--- start ---

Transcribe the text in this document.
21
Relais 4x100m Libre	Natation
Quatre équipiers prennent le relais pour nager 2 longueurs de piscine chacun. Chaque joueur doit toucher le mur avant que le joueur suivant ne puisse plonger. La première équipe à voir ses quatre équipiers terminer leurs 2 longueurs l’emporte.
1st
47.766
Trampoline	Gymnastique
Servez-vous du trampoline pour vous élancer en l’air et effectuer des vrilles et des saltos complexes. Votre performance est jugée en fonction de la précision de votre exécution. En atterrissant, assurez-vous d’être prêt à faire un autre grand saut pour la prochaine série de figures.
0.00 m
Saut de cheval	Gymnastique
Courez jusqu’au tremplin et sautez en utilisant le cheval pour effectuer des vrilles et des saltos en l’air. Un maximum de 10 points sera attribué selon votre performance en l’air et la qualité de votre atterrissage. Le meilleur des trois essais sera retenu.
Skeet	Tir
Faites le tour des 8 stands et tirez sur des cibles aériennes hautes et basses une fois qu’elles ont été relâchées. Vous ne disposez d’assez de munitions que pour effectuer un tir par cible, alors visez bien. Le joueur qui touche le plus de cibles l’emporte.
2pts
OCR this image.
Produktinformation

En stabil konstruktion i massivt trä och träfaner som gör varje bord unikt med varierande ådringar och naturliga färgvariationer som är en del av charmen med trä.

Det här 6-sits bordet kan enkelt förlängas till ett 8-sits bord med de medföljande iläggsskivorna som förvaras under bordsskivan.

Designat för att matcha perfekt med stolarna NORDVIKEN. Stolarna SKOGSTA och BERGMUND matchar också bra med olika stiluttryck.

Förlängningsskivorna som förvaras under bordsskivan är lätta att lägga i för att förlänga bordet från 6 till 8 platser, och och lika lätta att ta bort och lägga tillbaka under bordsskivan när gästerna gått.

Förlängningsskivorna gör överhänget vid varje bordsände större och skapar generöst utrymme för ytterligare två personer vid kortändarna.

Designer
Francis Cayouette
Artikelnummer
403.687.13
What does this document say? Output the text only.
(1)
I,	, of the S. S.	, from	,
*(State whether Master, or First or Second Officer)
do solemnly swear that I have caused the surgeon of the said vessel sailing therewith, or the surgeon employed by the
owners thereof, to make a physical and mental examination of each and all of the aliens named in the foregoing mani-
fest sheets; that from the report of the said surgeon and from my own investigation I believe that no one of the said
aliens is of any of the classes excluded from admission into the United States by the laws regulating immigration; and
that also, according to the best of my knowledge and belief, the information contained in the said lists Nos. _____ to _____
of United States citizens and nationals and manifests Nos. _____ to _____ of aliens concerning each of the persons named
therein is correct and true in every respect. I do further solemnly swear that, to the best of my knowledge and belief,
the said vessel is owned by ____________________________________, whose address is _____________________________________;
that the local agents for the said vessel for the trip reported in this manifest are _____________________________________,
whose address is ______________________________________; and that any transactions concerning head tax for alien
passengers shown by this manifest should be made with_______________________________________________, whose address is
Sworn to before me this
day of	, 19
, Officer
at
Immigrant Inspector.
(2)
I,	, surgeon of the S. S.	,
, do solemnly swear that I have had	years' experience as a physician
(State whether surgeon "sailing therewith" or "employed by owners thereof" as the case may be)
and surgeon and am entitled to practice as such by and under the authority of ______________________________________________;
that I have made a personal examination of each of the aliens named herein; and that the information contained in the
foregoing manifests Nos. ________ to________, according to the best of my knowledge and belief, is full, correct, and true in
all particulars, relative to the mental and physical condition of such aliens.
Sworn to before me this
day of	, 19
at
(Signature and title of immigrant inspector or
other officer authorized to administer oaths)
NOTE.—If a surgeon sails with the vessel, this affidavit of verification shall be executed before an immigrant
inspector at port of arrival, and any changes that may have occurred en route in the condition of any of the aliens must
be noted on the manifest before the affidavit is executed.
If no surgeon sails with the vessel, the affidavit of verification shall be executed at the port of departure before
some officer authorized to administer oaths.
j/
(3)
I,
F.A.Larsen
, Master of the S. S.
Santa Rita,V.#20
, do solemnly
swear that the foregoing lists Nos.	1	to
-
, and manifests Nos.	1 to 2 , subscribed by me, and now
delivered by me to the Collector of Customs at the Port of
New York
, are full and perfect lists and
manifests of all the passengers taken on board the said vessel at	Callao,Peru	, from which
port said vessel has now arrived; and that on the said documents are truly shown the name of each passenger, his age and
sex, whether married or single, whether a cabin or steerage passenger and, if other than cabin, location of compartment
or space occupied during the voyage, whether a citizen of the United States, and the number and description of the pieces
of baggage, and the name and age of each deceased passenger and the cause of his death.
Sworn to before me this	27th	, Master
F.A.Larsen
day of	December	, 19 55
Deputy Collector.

--- end ---

Every entry should be output exactly as written, please.

Task solution
Transcribe the text in this document.
21
Relais 4x100m Libre	Natation
Quatre équipiers prennent le relais pour nager 2 longueurs de piscine chacun. Chaque joueur doit toucher le mur avant que le joueur suivant ne puisse plonger. La première équipe à voir ses quatre équipiers terminer leurs 2 longueurs l’emporte.
1st
47.766
Trampoline	Gymnastique
Servez-vous du trampoline pour vous élancer en l’air et effectuer des vrilles et des saltos complexes. Votre performance est jugée en fonction de la précision de votre exécution. En atterrissant, assurez-vous d’être prêt à faire un autre grand saut pour la prochaine série de figures.
0.00 m
Saut de cheval	Gymnastique
Courez jusqu’au tremplin et sautez en utilisant le cheval pour effectuer des vrilles et des saltos en l’air. Un maximum de 10 points sera attribué selon votre performance en l’air et la qualité de votre atterrissage. Le meilleur des trois essais sera retenu.
Skeet	Tir
Faites le tour des 8 stands et tirez sur des cibles aériennes hautes et basses une fois qu’elles ont été relâchées. Vous ne disposez d’assez de munitions que pour effectuer un tir par cible, alors visez bien. Le joueur qui touche le plus de cibles l’emporte.
2pts
OCR this image.
Produktinformation

En stabil konstruktion i massivt trä och träfaner som gör varje bord unikt med varierande ådringar och naturliga färgvariationer som är en del av charmen med trä.

Det här 6-sits bordet kan enkelt förlängas till ett 8-sits bord med de medföljande iläggsskivorna som förvaras under bordsskivan.

Designat för att matcha perfekt med stolarna NORDVIKEN. Stolarna SKOGSTA och BERGMUND matchar också bra med olika stiluttryck.

Förlängningsskivorna som förvaras under bordsskivan är lätta att lägga i för att förlänga bordet från 6 till 8 platser, och och lika lätta att ta bort och lägga tillbaka under bordsskivan när gästerna gått.

Förlängningsskivorna gör överhänget vid varje bordsände större och skapar generöst utrymme för ytterligare två personer vid kortändarna.

Designer
Francis Cayouette
Artikelnummer
403.687.13
What does this document say? Output the text only.
(1)
I,	, of the S. S.	, from	,
*(State whether Master, or First or Second Officer)
do solemnly swear that I have caused the surgeon of the said vessel sailing therewith, or the surgeon employed by the
owners thereof, to make a physical and mental examination of each and all of the aliens named in the foregoing mani-
fest sheets; that from the report of the said surgeon and from my own investigation I believe that no one of the said
aliens is of any of the classes excluded from admission into the United States by the laws regulating immigration; and
that also, according to the best of my knowledge and belief, the information contained in the said lists Nos. _____ to _____
of United States citizens and nationals and manifests Nos. _____ to _____ of aliens concerning each of the persons named
therein is correct and true in every respect. I do further solemnly swear that, to the best of my knowledge and belief,
the said vessel is owned by ____________________________________, whose address is _____________________________________;
that the local agents for the said vessel for the trip reported in this manifest are _____________________________________,
whose address is ______________________________________; and that any transactions concerning head tax for alien
passengers shown by this manifest should be made with_______________________________________________, whose address is
Sworn to before me this
day of	, 19
, Officer
at
Immigrant Inspector.
(2)
I,	, surgeon of the S. S.	,
, do solemnly swear that I have had	years' experience as a physician
(State whether surgeon "sailing therewith" or "employed by owners thereof" as the case may be)
and surgeon and am entitled to practice as such by and under the authority of ______________________________________________;
that I have made a personal examination of each of the aliens named herein; and that the information contained in the
foregoing manifests Nos. ________ to________, according to the best of my knowledge and belief, is full, correct, and true in
all particulars, relative to the mental and physical condition of such aliens.
Sworn to before me this
day of	, 19
at
(Signature and title of immigrant inspector or
other officer authorized to administer oaths)
NOTE.—If a surgeon sails with the vessel, this affidavit of verification shall be executed before an immigrant
inspector at port of arrival, and any changes that may have occurred en route in the condition of any of the aliens must
be noted on the manifest before the affidavit is executed.
If no surgeon sails with the vessel, the affidavit of verification shall be executed at the port of departure before
some officer authorized to administer oaths.
j/
(3)
I,
F.A.Larsen
, Master of the S. S.
Santa Rita,V.#20
, do solemnly
swear that the foregoing lists Nos.	1	to
-
, and manifests Nos.	1 to 2 , subscribed by me, and now
delivered by me to the Collector of Customs at the Port of
New York
, are full and perfect lists and
manifests of all the passengers taken on board the said vessel at	Callao,Peru	, from which
port said vessel has now arrived; and that on the said documents are truly shown the name of each passenger, his age and
sex, whether married or single, whether a cabin or steerage passenger and, if other than cabin, location of compartment
or space occupied during the voyage, whether a citizen of the United States, and the number and description of the pieces
of baggage, and the name and age of each deceased passenger and the cause of his death.
Sworn to before me this	27th	, Master
F.A.Larsen
day of	December	, 19 55
Deputy Collector.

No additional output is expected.